=== Source records ===

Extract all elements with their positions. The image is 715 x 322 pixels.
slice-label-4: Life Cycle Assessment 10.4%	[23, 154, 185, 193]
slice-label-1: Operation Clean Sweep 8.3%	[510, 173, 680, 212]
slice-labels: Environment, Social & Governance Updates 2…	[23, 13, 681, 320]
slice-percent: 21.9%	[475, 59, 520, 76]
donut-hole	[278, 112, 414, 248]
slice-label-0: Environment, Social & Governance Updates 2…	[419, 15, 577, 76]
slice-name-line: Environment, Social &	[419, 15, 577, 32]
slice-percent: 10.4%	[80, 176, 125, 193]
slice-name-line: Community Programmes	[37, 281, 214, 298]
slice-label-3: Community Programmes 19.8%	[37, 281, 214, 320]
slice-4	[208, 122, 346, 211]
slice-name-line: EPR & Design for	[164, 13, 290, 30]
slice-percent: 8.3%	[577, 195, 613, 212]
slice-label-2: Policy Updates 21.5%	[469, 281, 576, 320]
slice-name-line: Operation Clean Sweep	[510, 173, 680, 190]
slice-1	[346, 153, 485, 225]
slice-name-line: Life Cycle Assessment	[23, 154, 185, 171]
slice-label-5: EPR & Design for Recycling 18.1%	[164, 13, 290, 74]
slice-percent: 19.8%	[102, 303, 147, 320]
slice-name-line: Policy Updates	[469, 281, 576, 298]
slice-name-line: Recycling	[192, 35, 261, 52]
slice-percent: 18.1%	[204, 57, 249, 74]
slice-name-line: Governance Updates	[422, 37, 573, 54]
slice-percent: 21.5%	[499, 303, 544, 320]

===

- Aim: Take the stretch of lines from the first one through the line containing "slice-name-line: Environment, Social" and write it out again, switching "Operation Clean Sweep" to "Marine Litter Prevention" and leaving everything else unchanged.

- Output below:
Extract all elements with their positions. The image is 715 x 322 pixels.
slice-label-4: Life Cycle Assessment 10.4%	[23, 154, 185, 193]
slice-label-1: Marine Litter Prevention 8.3%	[510, 173, 680, 212]
slice-labels: Environment, Social & Governance Updates 2…	[23, 13, 681, 320]
slice-percent: 21.9%	[475, 59, 520, 76]
donut-hole	[278, 112, 414, 248]
slice-label-0: Environment, Social & Governance Updates 2…	[419, 15, 577, 76]
slice-name-line: Environment, Social &	[419, 15, 577, 32]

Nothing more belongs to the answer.